(Stored records)
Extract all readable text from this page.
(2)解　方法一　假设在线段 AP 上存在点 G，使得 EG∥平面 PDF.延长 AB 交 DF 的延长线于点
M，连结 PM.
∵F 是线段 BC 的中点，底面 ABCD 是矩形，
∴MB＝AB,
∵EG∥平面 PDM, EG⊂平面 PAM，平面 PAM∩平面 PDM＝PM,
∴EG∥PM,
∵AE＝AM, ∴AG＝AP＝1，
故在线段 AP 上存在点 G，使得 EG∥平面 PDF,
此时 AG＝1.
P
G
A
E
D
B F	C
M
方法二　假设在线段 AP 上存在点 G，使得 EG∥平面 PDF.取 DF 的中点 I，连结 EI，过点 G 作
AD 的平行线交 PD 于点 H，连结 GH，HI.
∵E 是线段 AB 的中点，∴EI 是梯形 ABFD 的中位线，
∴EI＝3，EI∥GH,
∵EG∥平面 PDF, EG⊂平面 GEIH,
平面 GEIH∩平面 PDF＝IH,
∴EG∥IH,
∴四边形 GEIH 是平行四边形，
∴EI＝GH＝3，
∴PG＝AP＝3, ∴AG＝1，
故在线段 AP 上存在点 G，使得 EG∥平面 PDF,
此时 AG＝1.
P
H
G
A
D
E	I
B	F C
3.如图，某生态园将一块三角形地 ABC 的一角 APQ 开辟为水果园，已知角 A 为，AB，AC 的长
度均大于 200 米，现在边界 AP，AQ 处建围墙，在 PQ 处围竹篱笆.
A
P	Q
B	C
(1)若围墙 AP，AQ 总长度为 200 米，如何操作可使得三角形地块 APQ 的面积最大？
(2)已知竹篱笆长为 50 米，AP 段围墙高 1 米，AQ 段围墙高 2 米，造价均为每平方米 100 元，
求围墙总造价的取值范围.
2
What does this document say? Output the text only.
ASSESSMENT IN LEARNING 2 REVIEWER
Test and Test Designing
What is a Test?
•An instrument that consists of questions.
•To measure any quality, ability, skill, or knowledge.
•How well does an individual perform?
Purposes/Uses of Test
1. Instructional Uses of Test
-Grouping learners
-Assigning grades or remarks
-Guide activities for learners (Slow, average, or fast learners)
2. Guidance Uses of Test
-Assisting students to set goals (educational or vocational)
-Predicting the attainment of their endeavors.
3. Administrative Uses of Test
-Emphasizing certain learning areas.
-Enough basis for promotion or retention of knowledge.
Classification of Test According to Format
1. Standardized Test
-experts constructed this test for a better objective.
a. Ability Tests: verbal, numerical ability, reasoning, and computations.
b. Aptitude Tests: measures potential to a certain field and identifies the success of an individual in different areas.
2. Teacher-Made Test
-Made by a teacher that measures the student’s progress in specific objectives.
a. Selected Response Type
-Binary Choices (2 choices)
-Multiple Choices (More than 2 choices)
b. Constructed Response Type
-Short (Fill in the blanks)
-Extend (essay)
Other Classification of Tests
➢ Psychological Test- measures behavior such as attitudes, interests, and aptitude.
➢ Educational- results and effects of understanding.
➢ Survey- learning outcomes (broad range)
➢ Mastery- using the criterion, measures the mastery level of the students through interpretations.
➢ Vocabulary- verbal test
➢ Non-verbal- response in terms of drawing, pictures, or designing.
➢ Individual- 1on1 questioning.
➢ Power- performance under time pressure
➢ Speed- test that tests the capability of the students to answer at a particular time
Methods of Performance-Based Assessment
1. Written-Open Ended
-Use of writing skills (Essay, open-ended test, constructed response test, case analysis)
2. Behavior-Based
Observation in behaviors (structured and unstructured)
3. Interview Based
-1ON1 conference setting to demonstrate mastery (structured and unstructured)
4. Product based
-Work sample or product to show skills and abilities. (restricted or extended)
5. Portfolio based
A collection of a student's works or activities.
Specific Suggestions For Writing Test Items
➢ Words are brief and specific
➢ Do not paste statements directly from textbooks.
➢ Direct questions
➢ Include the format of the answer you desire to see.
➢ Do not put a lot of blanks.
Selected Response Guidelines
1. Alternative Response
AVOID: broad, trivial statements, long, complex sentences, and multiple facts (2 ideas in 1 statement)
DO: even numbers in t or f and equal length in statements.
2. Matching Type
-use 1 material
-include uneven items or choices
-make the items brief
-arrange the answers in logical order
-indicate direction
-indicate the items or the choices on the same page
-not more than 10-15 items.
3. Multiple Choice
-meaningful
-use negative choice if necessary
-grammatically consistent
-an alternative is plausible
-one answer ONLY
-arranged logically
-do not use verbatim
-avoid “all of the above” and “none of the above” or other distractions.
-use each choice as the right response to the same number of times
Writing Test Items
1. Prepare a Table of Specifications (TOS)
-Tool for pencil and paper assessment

** DIRECTIONS **
Gather each line in the entries above where the string "that" is found.

** OUTPUT FOR THIS EXERCISE **
•An instrument that consists of questions.
-Made by a teacher that measures the student’s progress in specific objectives.
➢ Speed- test that tests the capability of the students to answer at a particular time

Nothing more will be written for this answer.